» ИСХОДНЫЙ ТЕКСТ

######

Читаем Дневник. 1901-1929. Т. 1 полностью

Но как рекомендовать «Божественную Комедию», мы так и не додумались.

Уходя с заседания, Кини спросил: «What about copyright?»**** Я, что называется, blushed*****, потому что мы считаем copyright пережитком. Кини посоветовал издать Бенвенуто Челлини. <...>


* Ретроспективный обзор (англ.).

** Молодежная христианская ассоциация (англ.).

*** Еврейские студенты (англ.).

**** А как насчет копирайта?» (англ.).

***** Покраснел (англ.).


14 февраля 1923. Поездка в Москву. <...> Первый раз спал в вагоне — правда, под утро. Но спал. В Москве мороз. В Студию — комнат нет. Встретили растерянно, уклончиво: никому нет дела. Из уклончивых ответов я понял, что Синг провалился. Всю вину они возлагают на Радакова. Мы видели, что он губит пьесу, но было уже поздно... Нелюбовь к Радакову чувствуется во всех отзывах о нем. «Он никогда не мыл шеи. Никогда не умывался. В его комнату войти нельзя было: грязь, вонь; помадит свои вихры фиксатуаром. Лентяй, ленив до такой степени, что, созвав всех малевать декорации, сам лег спать» и т. д. Напившись в Студии чаю — в Госиздат. Новое здание — бывший магазин Мандля — чистота. Там Тихонова нет. Встречаю Марию Карловну Куприну — и с ужасом вижу, что она уже старушка. Мексин — о «Крокодиле». Оттуда в «Красную Новь» — издательство, вонючее, как казарма. Грязь, табачный дым, окурки, криво поставленные столы. Там Вейс и Николаев — о «Крокодиле» и Уитмэне. Устал. Снова в Студию — там часа два канитель с устройством комнаты. Потом в Госиздат, опять — о, bother!* Заседание, Шмидт, Калашников, Тихонов. Тихонов гениально всучивает им нашу программу, а они кряхтят, но принимают, разговаривают как дипломаты двух враждебных держав, вежливо, но начеку. Изумительный документ Старостина был показан мною Мещерякову. Мещ. был очень сконфужен и сказал, что завтра вынесет резолюцию. Ругал цензора сам. Потом с Тих. ужинать, разговор о Замятине, потом в Студию, оказывается, никто не приготовил ни одеяло, ни простыни, и я в обмороке. Наконец-то лег и спал минут 40.

######

» МАТЕРИАЛ
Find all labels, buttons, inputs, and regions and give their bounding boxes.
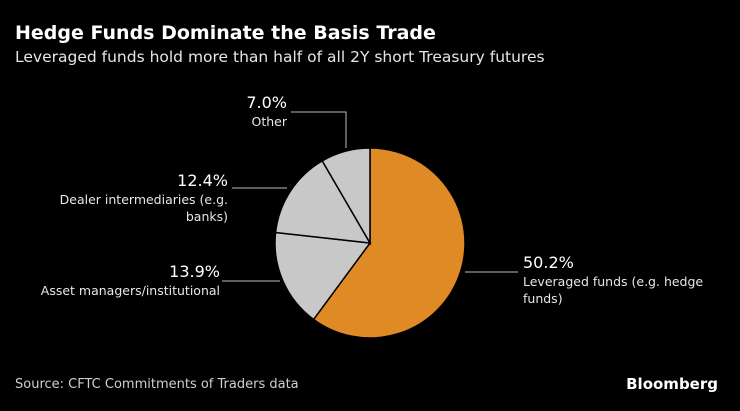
chart-title: Hedge Funds Dominate the Basis Trade: [15, 22, 436, 44]
pie-slice-0: [312, 147, 466, 339]
pie-slice-1: [274, 231, 372, 321]
chart-subtitle: Leveraged funds hold more than half of a…: [15, 48, 545, 66]
slice-category-label: funds): [523, 291, 563, 306]
slice-value-label: 13.9%: [169, 262, 220, 281]
slice-value-label: 12.4%: [177, 171, 228, 190]
slice-value-label: 7.0%: [246, 93, 287, 112]
leader-line-3: [291, 111, 347, 148]
slice-category-label: Asset managers/institutional: [41, 283, 220, 298]
bloomberg-logo: Bloomberg: [626, 375, 718, 393]
slice-category-label: Other: [252, 114, 288, 129]
pie-slice-3: [321, 147, 371, 246]
slice-category-label: Leveraged funds (e.g. hedge: [523, 274, 703, 289]
slice-category-label: banks): [186, 209, 228, 224]
source-note: Source: CFTC Commitments of Traders data: [15, 377, 299, 392]
slice-value-label: 50.2%: [523, 253, 574, 272]
pie-slice-2: [274, 159, 372, 244]
slice-category-label: Dealer intermediaries (e.g.: [60, 192, 228, 207]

######

» ПОСТАВЛЕННАЯ ЗАДАЧА 1
Можете переписать фрагмент дневника, начав с места со словами «Читаем Дневник. 1901-1929.» и остановившись после «христианская ассоциация (англ.).», и поменять при этом «Кини» на «Кейн»?
» ПОСТАВЛЕННАЯ ЗАДАЧА 2
Продолжите дневниковую запись о поездке в Москву после последней приведенной фразы.
Материал здесь ни при чем.

» ИТОГОВЫЙ РЕЗУЛЬТАТ 1
Читаем Дневник. 1901-1929. Т. 1 полностью

Но как рекомендовать «Божественную Комедию», мы так и не додумались.

Уходя с заседания, Кейн спросил: «What about copyright?»**** Я, что называется, blushed*****, потому что мы считаем copyright пережитком. Кейн посоветовал издать Бенвенуто Челлини. <...>


* Ретроспективный обзор (англ.).

** Молодежная христианская ассоциация (англ.).

» ИТОГОВЫЙ РЕЗУЛЬТАТ 2
* О, морока! (англ.).


15/II <…> я читал в Доме Печати о Синге, но успеха не имел. Никому не интересен Синг, и вообще моск. нэпманская публика, посещающая лекции, жаждет не знаний, а скандалов. Все оживились, когда Юлий Соболев стал разносить постановку «Героя», и смотрели на Дикого сладострастно, ожидая, как-то он отделает Соболева. Но Дикий сказал, что статья Соболева ему нравится, и все увяли: мордобой не состоялся.

Из Дома Печати мы всей ватагой: я, Анненков, Пинкевич, Пильняк, Соболев, Ключарев — пошли к Васе Каменскому: он живет наискосок, через дорогу. Вся комната оклеена афишами, где фигурирует фамилия Васи. Иные афиши сделаны от руки — склеены из разноцветных бумажек, и это придает комнате веселый, нарядный вид; комната похожа на Васины стихи. С потолка свешивается желтое полотнище: «Это поднесли мне рабочие бумазейного треста — на рубаху».

Вася умеет говорить только о себе, простосердечно восхищаясь собой и своей приятной судьбою, а неприятного он не умеет заметить. Играл на гармонике, показывал письмо от Бурлюка из Японии, к-рое он повесил на стенку. Он ждет Евреинова. Евреинов едет в Москву — читать лекцию о наготе... (нэп! нэп!) Анненков побежал куда-то за вином и скоро вернулся с большой корзиной.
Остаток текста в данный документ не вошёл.